[EXERCISE BRIEF]: Restate the entries below word for word, omitting nothing.

[Stored data entries]:

◇ ◇ ◇ ◇ ◇

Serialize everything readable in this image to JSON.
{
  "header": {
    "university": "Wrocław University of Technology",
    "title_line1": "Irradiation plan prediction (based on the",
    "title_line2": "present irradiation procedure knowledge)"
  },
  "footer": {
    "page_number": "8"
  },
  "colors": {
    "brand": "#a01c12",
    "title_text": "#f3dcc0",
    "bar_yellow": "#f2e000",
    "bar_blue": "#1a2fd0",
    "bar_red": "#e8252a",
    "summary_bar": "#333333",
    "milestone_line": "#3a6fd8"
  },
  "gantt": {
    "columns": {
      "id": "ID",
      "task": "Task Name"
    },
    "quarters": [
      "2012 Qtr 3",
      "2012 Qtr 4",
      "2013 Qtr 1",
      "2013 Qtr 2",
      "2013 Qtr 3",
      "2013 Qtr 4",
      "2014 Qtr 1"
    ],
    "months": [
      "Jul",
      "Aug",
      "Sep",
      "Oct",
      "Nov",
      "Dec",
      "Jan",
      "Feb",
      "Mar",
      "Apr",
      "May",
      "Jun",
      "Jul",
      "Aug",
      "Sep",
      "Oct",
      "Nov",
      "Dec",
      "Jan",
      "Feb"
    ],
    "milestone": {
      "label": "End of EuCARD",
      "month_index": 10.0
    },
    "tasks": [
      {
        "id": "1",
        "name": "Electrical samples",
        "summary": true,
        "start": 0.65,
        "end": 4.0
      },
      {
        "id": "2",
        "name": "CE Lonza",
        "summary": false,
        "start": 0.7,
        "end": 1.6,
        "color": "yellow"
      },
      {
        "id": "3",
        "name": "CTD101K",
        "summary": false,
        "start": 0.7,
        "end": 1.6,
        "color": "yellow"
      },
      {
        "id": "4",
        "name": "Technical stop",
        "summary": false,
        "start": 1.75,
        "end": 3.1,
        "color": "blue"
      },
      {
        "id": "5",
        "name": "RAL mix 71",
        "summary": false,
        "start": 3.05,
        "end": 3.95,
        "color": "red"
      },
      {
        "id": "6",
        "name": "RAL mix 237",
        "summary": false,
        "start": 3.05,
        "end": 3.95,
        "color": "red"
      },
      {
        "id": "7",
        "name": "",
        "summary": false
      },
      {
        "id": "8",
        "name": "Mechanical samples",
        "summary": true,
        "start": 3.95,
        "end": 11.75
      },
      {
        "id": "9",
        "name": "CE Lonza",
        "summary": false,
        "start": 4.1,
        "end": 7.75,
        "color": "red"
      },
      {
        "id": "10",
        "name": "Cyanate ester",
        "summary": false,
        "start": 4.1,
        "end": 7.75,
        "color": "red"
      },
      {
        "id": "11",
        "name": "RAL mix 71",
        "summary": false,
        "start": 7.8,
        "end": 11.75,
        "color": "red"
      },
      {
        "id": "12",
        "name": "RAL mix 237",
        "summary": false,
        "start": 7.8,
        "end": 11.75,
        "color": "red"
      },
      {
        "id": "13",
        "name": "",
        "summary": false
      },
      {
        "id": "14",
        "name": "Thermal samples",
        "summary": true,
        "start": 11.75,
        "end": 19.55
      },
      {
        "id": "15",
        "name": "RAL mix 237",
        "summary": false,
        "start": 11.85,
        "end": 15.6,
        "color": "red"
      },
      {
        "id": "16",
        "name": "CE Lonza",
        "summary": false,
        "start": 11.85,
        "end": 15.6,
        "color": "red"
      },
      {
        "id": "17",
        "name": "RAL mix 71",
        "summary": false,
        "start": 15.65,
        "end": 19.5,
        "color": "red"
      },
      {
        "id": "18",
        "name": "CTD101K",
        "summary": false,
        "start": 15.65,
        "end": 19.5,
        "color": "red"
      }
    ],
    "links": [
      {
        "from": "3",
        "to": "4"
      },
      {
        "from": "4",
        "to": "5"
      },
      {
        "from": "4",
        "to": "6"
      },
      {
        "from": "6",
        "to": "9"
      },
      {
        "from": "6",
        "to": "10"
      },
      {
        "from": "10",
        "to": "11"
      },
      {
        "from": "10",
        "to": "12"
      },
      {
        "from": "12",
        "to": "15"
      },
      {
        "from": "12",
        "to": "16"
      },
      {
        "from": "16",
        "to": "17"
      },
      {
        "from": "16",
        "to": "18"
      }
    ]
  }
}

◇ ◇ ◇ ◇ ◇

[SOLUTION BELOW]:
Serialize everything readable in this image to JSON.
{
  "header": {
    "university": "Wrocław University of Technology",
    "title_line1": "Irradiation plan prediction (based on the",
    "title_line2": "present irradiation procedure knowledge)"
  },
  "footer": {
    "page_number": "8"
  },
  "colors": {
    "brand": "#a01c12",
    "title_text": "#f3dcc0",
    "bar_yellow": "#f2e000",
    "bar_blue": "#1a2fd0",
    "bar_red": "#e8252a",
    "summary_bar": "#333333",
    "milestone_line": "#3a6fd8"
  },
  "gantt": {
    "columns": {
      "id": "ID",
      "task": "Task Name"
    },
    "quarters": [
      "2012 Qtr 3",
      "2012 Qtr 4",
      "2013 Qtr 1",
      "2013 Qtr 2",
      "2013 Qtr 3",
      "2013 Qtr 4",
      "2014 Qtr 1"
    ],
    "months": [
      "Jul",
      "Aug",
      "Sep",
      "Oct",
      "Nov",
      "Dec",
      "Jan",
      "Feb",
      "Mar",
      "Apr",
      "May",
      "Jun",
      "Jul",
      "Aug",
      "Sep",
      "Oct",
      "Nov",
      "Dec",
      "Jan",
      "Feb"
    ],
    "milestone": {
      "label": "End of EuCARD",
      "month_index": 10.0
    },
    "tasks": [
      {
        "id": "1",
        "name": "Electrical samples",
        "summary": true,
        "start": 0.65,
        "end": 4.0
      },
      {
        "id": "2",
        "name": "CE Lonza",
        "summary": false,
        "start": 0.7,
        "end": 1.6,
        "color": "yellow"
      },
      {
        "id": "3",
        "name": "CTD101K",
        "summary": false,
        "start": 0.7,
        "end": 1.6,
        "color": "yellow"
      },
      {
        "id": "4",
        "name": "Technical stop",
        "summary": false,
        "start": 1.75,
        "end": 3.1,
        "color": "blue"
      },
      {
        "id": "5",
        "name": "RAL mix 71",
        "summary": false,
        "start": 3.05,
        "end": 3.95,
        "color": "red"
      },
      {
        "id": "6",
        "name": "RAL mix 237",
        "summary": false,
        "start": 3.05,
        "end": 3.95,
        "color": "red"
      },
      {
        "id": "7",
        "name": "",
        "summary": false
      },
      {
        "id": "8",
        "name": "Mechanical samples",
        "summary": true,
        "start": 3.95,
        "end": 11.75
      },
      {
        "id": "9",
        "name": "CE Lonza",
        "summary": false,
        "start": 4.1,
        "end": 7.75,
        "color": "red"
      },
      {
        "id": "10",
        "name": "Cyanate ester",
        "summary": false,
        "start": 4.1,
        "end": 7.75,
        "color": "red"
      },
      {
        "id": "11",
        "name": "RAL mix 71",
        "summary": false,
        "start": 7.8,
        "end": 11.75,
        "color": "red"
      },
      {
        "id": "12",
        "name": "RAL mix 237",
        "summary": false,
        "start": 7.8,
        "end": 11.75,
        "color": "red"
      },
      {
        "id": "13",
        "name": "",
        "summary": false
      },
      {
        "id": "14",
        "name": "Thermal samples",
        "summary": true,
        "start": 11.75,
        "end": 19.55
      },
      {
        "id": "15",
        "name": "RAL mix 237",
        "summary": false,
        "start": 11.85,
        "end": 15.6,
        "color": "red"
      },
      {
        "id": "16",
        "name": "CE Lonza",
        "summary": false,
        "start": 11.85,
        "end": 15.6,
        "color": "red"
      },
      {
        "id": "17",
        "name": "RAL mix 71",
        "summary": false,
        "start": 15.65,
        "end": 19.5,
        "color": "red"
      },
      {
        "id": "18",
        "name": "CTD101K",
        "summary": false,
        "start": 15.65,
        "end": 19.5,
        "color": "red"
      }
    ],
    "links": [
      {
        "from": "3",
        "to": "4"
      },
      {
        "from": "4",
        "to": "5"
      },
      {
        "from": "4",
        "to": "6"
      },
      {
        "from": "6",
        "to": "9"
      },
      {
        "from": "6",
        "to": "10"
      },
      {
        "from": "10",
        "to": "11"
      },
      {
        "from": "10",
        "to": "12"
      },
      {
        "from": "12",
        "to": "15"
      },
      {
        "from": "12",
        "to": "16"
      },
      {
        "from": "16",
        "to": "17"
      },
      {
        "from": "16",
        "to": "18"
      }
    ]
  }
}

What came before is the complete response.